== What you should do ==
Do not include the pictures; repeat the rest of the data exactly.
___
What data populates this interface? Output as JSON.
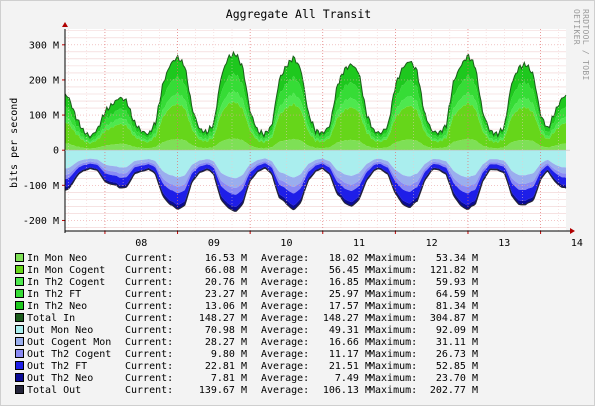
{
  "chart_data": {
    "type": "area",
    "title": "Aggregate All Transit",
    "ylabel": "bits per second",
    "watermark": "RRDTOOL / TOBI OETIKER",
    "ylim": [
      -230,
      345
    ],
    "y_ticks": [
      300,
      200,
      100,
      0,
      -100,
      -200
    ],
    "y_tick_labels": [
      "300 M",
      "200 M",
      "100 M",
      "0",
      "-100 M",
      "-200 M"
    ],
    "x_range_days": [
      7.45,
      14.35
    ],
    "x_ticks": [
      8,
      9,
      10,
      11,
      12,
      13,
      14
    ],
    "x_tick_labels": [
      "08",
      "09",
      "10",
      "11",
      "12",
      "13",
      "14"
    ],
    "grid": true,
    "sample_x": [
      7.45,
      7.5,
      7.6,
      7.7,
      7.8,
      7.9,
      8.0,
      8.1,
      8.2,
      8.3,
      8.4,
      8.5,
      8.6,
      8.7,
      8.8,
      8.9,
      9.0,
      9.1,
      9.2,
      9.3,
      9.4,
      9.5,
      9.6,
      9.7,
      9.8,
      9.9,
      10.0,
      10.1,
      10.2,
      10.3,
      10.4,
      10.5,
      10.6,
      10.7,
      10.8,
      10.9,
      11.0,
      11.1,
      11.2,
      11.3,
      11.4,
      11.5,
      11.6,
      11.7,
      11.8,
      11.9,
      12.0,
      12.1,
      12.2,
      12.3,
      12.4,
      12.5,
      12.6,
      12.7,
      12.8,
      12.9,
      13.0,
      13.1,
      13.2,
      13.3,
      13.4,
      13.5,
      13.6,
      13.7,
      13.8,
      13.9,
      14.0,
      14.1,
      14.2,
      14.3,
      14.35
    ],
    "total_in_sample": [
      160,
      150,
      95,
      55,
      38,
      60,
      110,
      130,
      150,
      140,
      80,
      55,
      45,
      80,
      190,
      245,
      265,
      240,
      120,
      60,
      50,
      75,
      210,
      265,
      275,
      235,
      110,
      55,
      45,
      70,
      200,
      240,
      265,
      230,
      105,
      55,
      48,
      70,
      185,
      230,
      245,
      220,
      105,
      55,
      48,
      70,
      185,
      235,
      255,
      225,
      105,
      55,
      48,
      70,
      195,
      240,
      270,
      240,
      110,
      55,
      45,
      65,
      190,
      235,
      245,
      215,
      100,
      60,
      110,
      150,
      155
    ],
    "series": [
      {
        "name": "In Mon Neo",
        "color": "#7ee056",
        "current": "16.53 M",
        "average": "18.02 M",
        "maximum": "53.34 M",
        "direction": "in",
        "share": 0.12
      },
      {
        "name": "In Mon Cogent",
        "color": "#66d61a",
        "current": "66.08 M",
        "average": "56.45 M",
        "maximum": "121.82 M",
        "direction": "in",
        "share": 0.38
      },
      {
        "name": "In Th2 Cogent",
        "color": "#4ee84e",
        "current": "20.76 M",
        "average": "16.85 M",
        "maximum": "59.93 M",
        "direction": "in",
        "share": 0.11
      },
      {
        "name": "In Th2 FT",
        "color": "#36dc36",
        "current": "23.27 M",
        "average": "25.97 M",
        "maximum": "64.59 M",
        "direction": "in",
        "share": 0.18
      },
      {
        "name": "In Th2 Neo",
        "color": "#1ec81e",
        "current": "13.06 M",
        "average": "17.57 M",
        "maximum": "81.34 M",
        "direction": "in",
        "share": 0.21
      },
      {
        "name": "Total In",
        "color": "#1c5c1c",
        "current": "148.27 M",
        "average": "148.27 M",
        "maximum": "304.87 M",
        "direction": "total"
      },
      {
        "name": "Out Mon Neo",
        "color": "#aaeeee",
        "current": "70.98 M",
        "average": "49.31 M",
        "maximum": "92.09 M",
        "direction": "out",
        "share": 0.46
      },
      {
        "name": "Out Cogent Mon",
        "color": "#9aaeee",
        "current": "28.27 M",
        "average": "16.66 M",
        "maximum": "31.11 M",
        "direction": "out",
        "share": 0.16
      },
      {
        "name": "Out Th2 Cogent",
        "color": "#8a8af4",
        "current": "9.80 M",
        "average": "11.17 M",
        "maximum": "26.73 M",
        "direction": "out",
        "share": 0.11
      },
      {
        "name": "Out Th2 FT",
        "color": "#1e1ee8",
        "current": "22.81 M",
        "average": "21.51 M",
        "maximum": "52.85 M",
        "direction": "out",
        "share": 0.2
      },
      {
        "name": "Out Th2 Neo",
        "color": "#0a0a96",
        "current": "7.81 M",
        "average": "7.49 M",
        "maximum": "23.70 M",
        "direction": "out",
        "share": 0.07
      },
      {
        "name": "Total Out",
        "color": "#24243a",
        "current": "139.67 M",
        "average": "106.13 M",
        "maximum": "202.77 M",
        "direction": "total"
      }
    ],
    "labels": {
      "current": "Current:",
      "average": "Average:",
      "maximum": "Maximum:"
    }
  }
}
___
== In response ==
What data populates this interface? Output as JSON.
{
  "chart_data": {
    "type": "area",
    "title": "Aggregate All Transit",
    "ylabel": "bits per second",
    "watermark": "RRDTOOL / TOBI OETIKER",
    "ylim": [
      -230,
      345
    ],
    "y_ticks": [
      300,
      200,
      100,
      0,
      -100,
      -200
    ],
    "y_tick_labels": [
      "300 M",
      "200 M",
      "100 M",
      "0",
      "-100 M",
      "-200 M"
    ],
    "x_range_days": [
      7.45,
      14.35
    ],
    "x_ticks": [
      8,
      9,
      10,
      11,
      12,
      13,
      14
    ],
    "x_tick_labels": [
      "08",
      "09",
      "10",
      "11",
      "12",
      "13",
      "14"
    ],
    "grid": true,
    "sample_x": [
      7.45,
      7.5,
      7.6,
      7.7,
      7.8,
      7.9,
      8.0,
      8.1,
      8.2,
      8.3,
      8.4,
      8.5,
      8.6,
      8.7,
      8.8,
      8.9,
      9.0,
      9.1,
      9.2,
      9.3,
      9.4,
      9.5,
      9.6,
      9.7,
      9.8,
      9.9,
      10.0,
      10.1,
      10.2,
      10.3,
      10.4,
      10.5,
      10.6,
      10.7,
      10.8,
      10.9,
      11.0,
      11.1,
      11.2,
      11.3,
      11.4,
      11.5,
      11.6,
      11.7,
      11.8,
      11.9,
      12.0,
      12.1,
      12.2,
      12.3,
      12.4,
      12.5,
      12.6,
      12.7,
      12.8,
      12.9,
      13.0,
      13.1,
      13.2,
      13.3,
      13.4,
      13.5,
      13.6,
      13.7,
      13.8,
      13.9,
      14.0,
      14.1,
      14.2,
      14.3,
      14.35
    ],
    "total_in_sample": [
      160,
      150,
      95,
      55,
      38,
      60,
      110,
      130,
      150,
      140,
      80,
      55,
      45,
      80,
      190,
      245,
      265,
      240,
      120,
      60,
      50,
      75,
      210,
      265,
      275,
      235,
      110,
      55,
      45,
      70,
      200,
      240,
      265,
      230,
      105,
      55,
      48,
      70,
      185,
      230,
      245,
      220,
      105,
      55,
      48,
      70,
      185,
      235,
      255,
      225,
      105,
      55,
      48,
      70,
      195,
      240,
      270,
      240,
      110,
      55,
      45,
      65,
      190,
      235,
      245,
      215,
      100,
      60,
      110,
      150,
      155
    ],
    "series": [
      {
        "name": "In Mon Neo",
        "color": "#7ee056",
        "current": "16.53 M",
        "average": "18.02 M",
        "maximum": "53.34 M",
        "direction": "in",
        "share": 0.12
      },
      {
        "name": "In Mon Cogent",
        "color": "#66d61a",
        "current": "66.08 M",
        "average": "56.45 M",
        "maximum": "121.82 M",
        "direction": "in",
        "share": 0.38
      },
      {
        "name": "In Th2 Cogent",
        "color": "#4ee84e",
        "current": "20.76 M",
        "average": "16.85 M",
        "maximum": "59.93 M",
        "direction": "in",
        "share": 0.11
      },
      {
        "name": "In Th2 FT",
        "color": "#36dc36",
        "current": "23.27 M",
        "average": "25.97 M",
        "maximum": "64.59 M",
        "direction": "in",
        "share": 0.18
      },
      {
        "name": "In Th2 Neo",
        "color": "#1ec81e",
        "current": "13.06 M",
        "average": "17.57 M",
        "maximum": "81.34 M",
        "direction": "in",
        "share": 0.21
      },
      {
        "name": "Total In",
        "color": "#1c5c1c",
        "current": "148.27 M",
        "average": "148.27 M",
        "maximum": "304.87 M",
        "direction": "total"
      },
      {
        "name": "Out Mon Neo",
        "color": "#aaeeee",
        "current": "70.98 M",
        "average": "49.31 M",
        "maximum": "92.09 M",
        "direction": "out",
        "share": 0.46
      },
      {
        "name": "Out Cogent Mon",
        "color": "#9aaeee",
        "current": "28.27 M",
        "average": "16.66 M",
        "maximum": "31.11 M",
        "direction": "out",
        "share": 0.16
      },
      {
        "name": "Out Th2 Cogent",
        "color": "#8a8af4",
        "current": "9.80 M",
        "average": "11.17 M",
        "maximum": "26.73 M",
        "direction": "out",
        "share": 0.11
      },
      {
        "name": "Out Th2 FT",
        "color": "#1e1ee8",
        "current": "22.81 M",
        "average": "21.51 M",
        "maximum": "52.85 M",
        "direction": "out",
        "share": 0.2
      },
      {
        "name": "Out Th2 Neo",
        "color": "#0a0a96",
        "current": "7.81 M",
        "average": "7.49 M",
        "maximum": "23.70 M",
        "direction": "out",
        "share": 0.07
      },
      {
        "name": "Total Out",
        "color": "#24243a",
        "current": "139.67 M",
        "average": "106.13 M",
        "maximum": "202.77 M",
        "direction": "total"
      }
    ],
    "labels": {
      "current": "Current:",
      "average": "Average:",
      "maximum": "Maximum:"
    }
  }
}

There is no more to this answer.